Task directions —
From the entries below, copy every line where the string "сотрудников" appears.

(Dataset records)
++++++++++++++++++++

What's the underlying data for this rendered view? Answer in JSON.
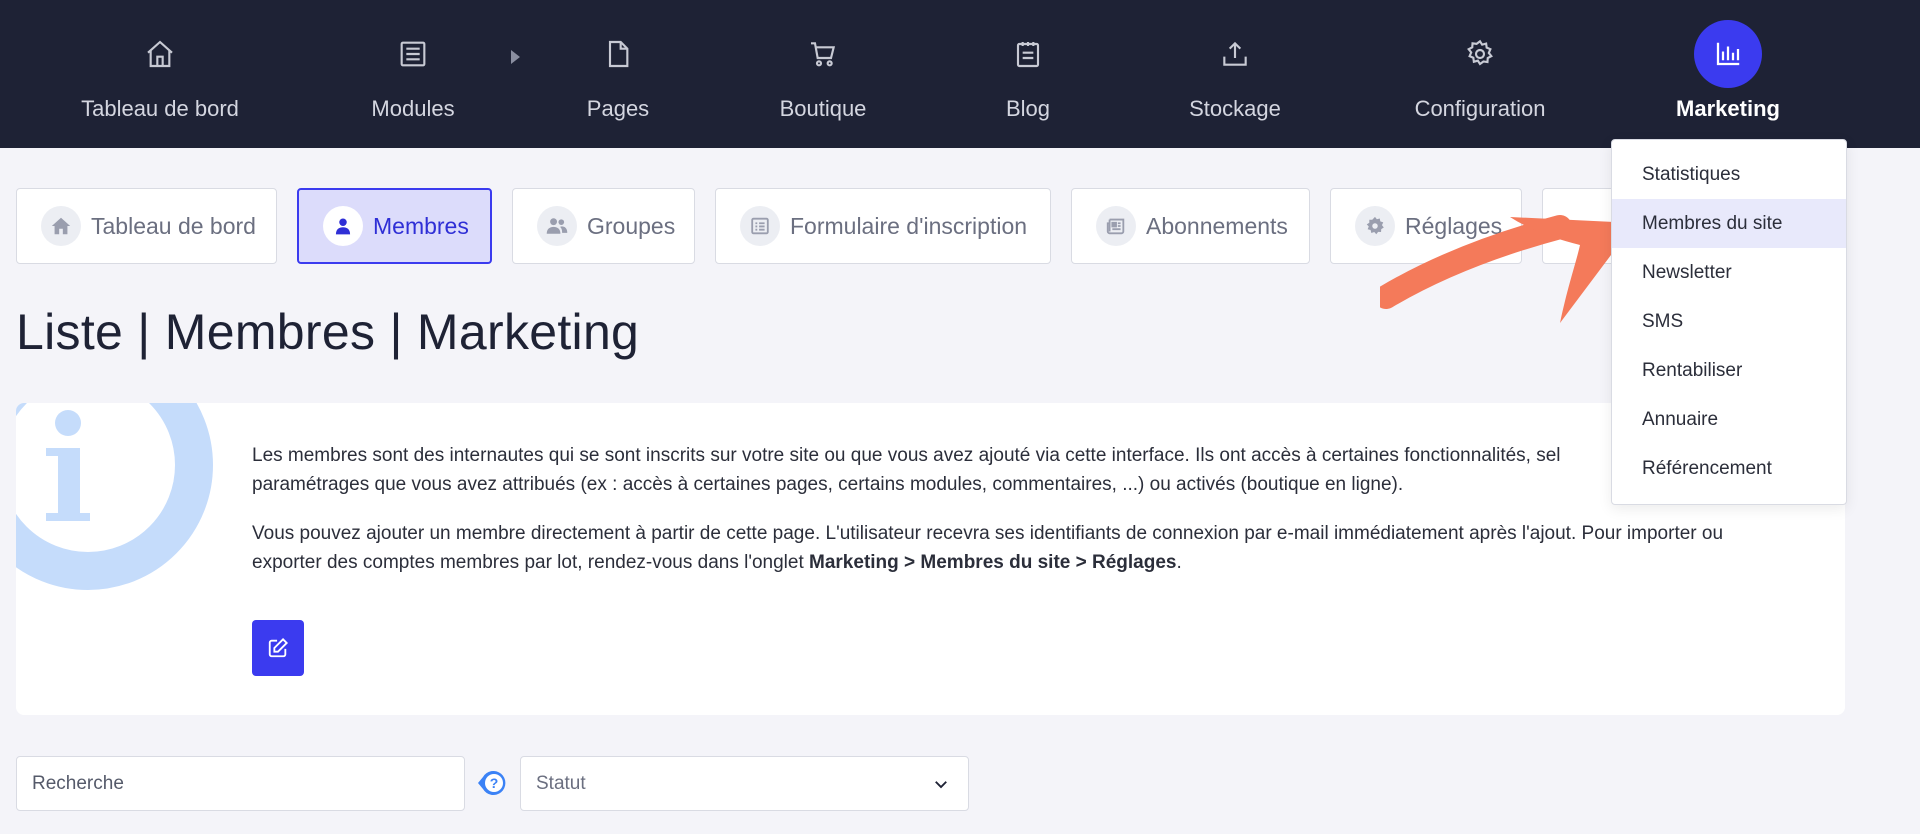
{
  "nav": {
    "items": [
      {
        "label": "Tableau de bord",
        "icon": "home-icon"
      },
      {
        "label": "Modules",
        "icon": "list-icon"
      },
      {
        "label": "Pages",
        "icon": "page-icon"
      },
      {
        "label": "Boutique",
        "icon": "cart-icon"
      },
      {
        "label": "Blog",
        "icon": "notepad-icon"
      },
      {
        "label": "Stockage",
        "icon": "upload-icon"
      },
      {
        "label": "Configuration",
        "icon": "gear-icon"
      },
      {
        "label": "Marketing",
        "icon": "bar-chart-icon",
        "active": true
      }
    ]
  },
  "tabs": [
    {
      "label": "Tableau de bord",
      "icon": "home-icon"
    },
    {
      "label": "Membres",
      "icon": "user-icon",
      "active": true
    },
    {
      "label": "Groupes",
      "icon": "users-icon"
    },
    {
      "label": "Formulaire d'inscription",
      "icon": "form-icon"
    },
    {
      "label": "Abonnements",
      "icon": "newspaper-icon"
    },
    {
      "label": "Réglages",
      "icon": "gear-icon"
    }
  ],
  "page_title": "Liste | Membres | Marketing",
  "info": {
    "p1": "Les membres sont des internautes qui se sont inscrits sur votre site ou que vous avez ajouté via cette interface. Ils ont accès à certaines fonctionnalités, sel",
    "p1b": "paramétrages que vous avez attribués (ex : accès à certaines pages, certains modules, commentaires, ...) ou activés (boutique en ligne).",
    "p2": "Vous pouvez ajouter un membre directement à partir de cette page. L'utilisateur recevra ses identifiants de connexion par e-mail immédiatement après l'ajout. Pour importer ou exporter des comptes membres par lot, rendez-vous dans l'onglet",
    "p2_bold": "Marketing > Membres du site > Réglages",
    "p2_end": "."
  },
  "filters": {
    "search_placeholder": "Recherche",
    "status_label": "Statut"
  },
  "dropdown": {
    "items": [
      "Statistiques",
      "Membres du site",
      "Newsletter",
      "SMS",
      "Rentabiliser",
      "Annuaire",
      "Référencement"
    ],
    "active_index": 1
  },
  "colors": {
    "nav_bg": "#1e2235",
    "accent": "#3b3bef",
    "arrow": "#f47a5a"
  }
}
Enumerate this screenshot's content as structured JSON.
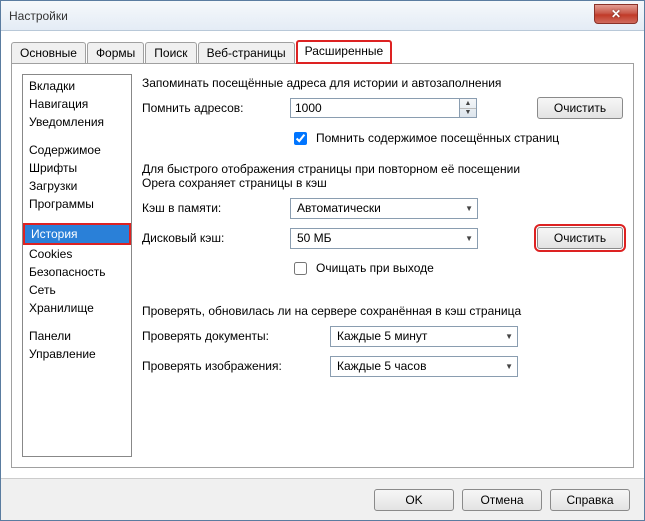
{
  "window": {
    "title": "Настройки",
    "close": "✕"
  },
  "tabs": {
    "t0": "Основные",
    "t1": "Формы",
    "t2": "Поиск",
    "t3": "Веб-страницы",
    "t4": "Расширенные"
  },
  "sidebar": {
    "g1": {
      "i0": "Вкладки",
      "i1": "Навигация",
      "i2": "Уведомления"
    },
    "g2": {
      "i0": "Содержимое",
      "i1": "Шрифты",
      "i2": "Загрузки",
      "i3": "Программы"
    },
    "g3": {
      "i0": "История",
      "i1": "Cookies",
      "i2": "Безопасность",
      "i3": "Сеть",
      "i4": "Хранилище"
    },
    "g4": {
      "i0": "Панели",
      "i1": "Управление"
    }
  },
  "main": {
    "desc1": "Запоминать посещённые адреса для истории и автозаполнения",
    "rememberLabel": "Помнить адресов:",
    "rememberValue": "1000",
    "clear1": "Очистить",
    "chk1": "Помнить содержимое посещённых страниц",
    "desc2a": "Для быстрого отображения страницы при повторном её посещении",
    "desc2b": "Opera сохраняет страницы в кэш",
    "memCacheLabel": "Кэш в памяти:",
    "memCacheValue": "Автоматически",
    "diskCacheLabel": "Дисковый кэш:",
    "diskCacheValue": "50 МБ",
    "clear2": "Очистить",
    "chk2": "Очищать при выходе",
    "desc3": "Проверять, обновилась ли на сервере сохранённая в кэш страница",
    "checkDocsLabel": "Проверять документы:",
    "checkDocsValue": "Каждые 5 минут",
    "checkImgsLabel": "Проверять изображения:",
    "checkImgsValue": "Каждые 5 часов"
  },
  "footer": {
    "ok": "OK",
    "cancel": "Отмена",
    "help": "Справка"
  }
}
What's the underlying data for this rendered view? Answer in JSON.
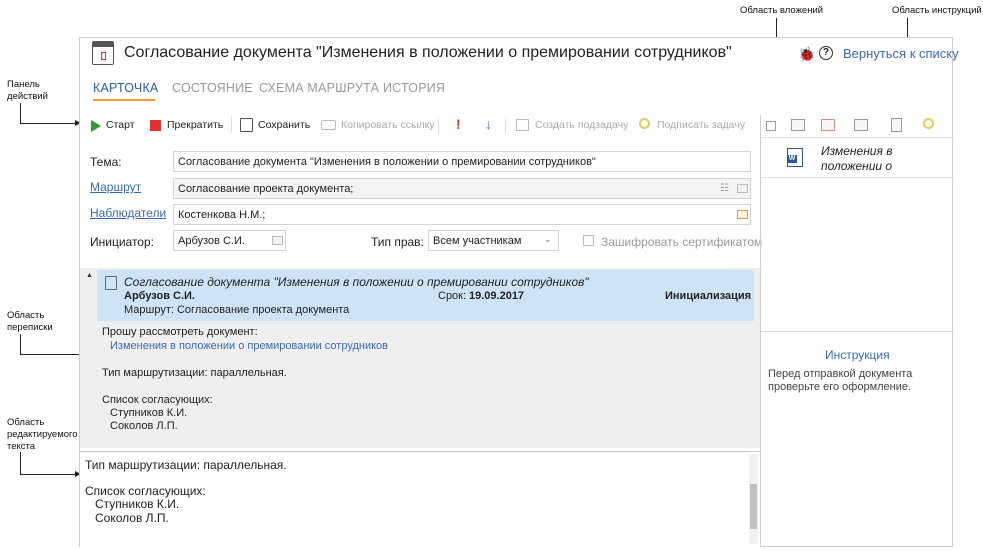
{
  "callouts": {
    "action_panel": "Панель\nдействий",
    "attachments_area": "Область вложений",
    "instructions_area": "Область инструкций",
    "correspondence_area": "Область\nпереписки",
    "editable_text_area": "Область\nредактируемого\nтекста"
  },
  "window": {
    "title": "Согласование документа \"Изменения в положении о премировании сотрудников\"",
    "back_link": "Вернуться к списку"
  },
  "tabs": [
    {
      "label": "КАРТОЧКА",
      "active": true
    },
    {
      "label": "СОСТОЯНИЕ",
      "active": false
    },
    {
      "label": "СХЕМА МАРШРУТА",
      "active": false
    },
    {
      "label": "ИСТОРИЯ",
      "active": false
    }
  ],
  "toolbar": {
    "start": "Старт",
    "stop": "Прекратить",
    "save": "Сохранить",
    "copy_link": "Копировать ссылку",
    "create_subtask": "Создать подзадачу",
    "sign_task": "Подписать задачу"
  },
  "form": {
    "subject_label": "Тема:",
    "subject_value": "Согласование документа \"Изменения в положении о премировании сотрудников\"",
    "route_label": "Маршрут",
    "route_value": "Согласование проекта документа;",
    "observers_label": "Наблюдатели",
    "observers_value": "Костенкова Н.М.;",
    "initiator_label": "Инициатор:",
    "initiator_value": "Арбузов С.И.",
    "rights_label": "Тип прав:",
    "rights_value": "Всем участникам",
    "encrypt_label": "Зашифровать сертификатом"
  },
  "message": {
    "title": "Согласование документа \"Изменения в положении о премировании сотрудников\"",
    "author": "Арбузов С.И.",
    "deadline_label": "Срок:",
    "deadline_value": "19.09.2017",
    "status": "Инициализация",
    "route_line": "Маршрут: Согласование проекта документа",
    "body_request": "Прошу рассмотреть документ:",
    "body_link": "Изменения в положении о премировании сотрудников",
    "body_routing": "Тип маршрутизации: параллельная.",
    "body_list_title": "Список согласующих:",
    "body_approver1": "Ступников К.И.",
    "body_approver2": "Соколов Л.П."
  },
  "editor": {
    "line1": "Тип маршрутизации: параллельная.",
    "line2": "Список согласующих:",
    "line3": "Ступников К.И.",
    "line4": "Соколов Л.П."
  },
  "attachments": {
    "file_name": "Изменения в\nположении о"
  },
  "instructions": {
    "title": "Инструкция",
    "text": "Перед отправкой документа\nпроверьте его оформление."
  }
}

++++++++++++++++++++

Expected output —
    "title": "Согласование документа \"Изменения в положении о премировании сотрудников\"",
    "subject_value": "Согласование документа \"Изменения в положении о премировании сотрудников\"",
    "title": "Согласование документа \"Изменения в положении о премировании сотрудников\"",
    "body_link": "Изменения в положении о премировании сотрудников",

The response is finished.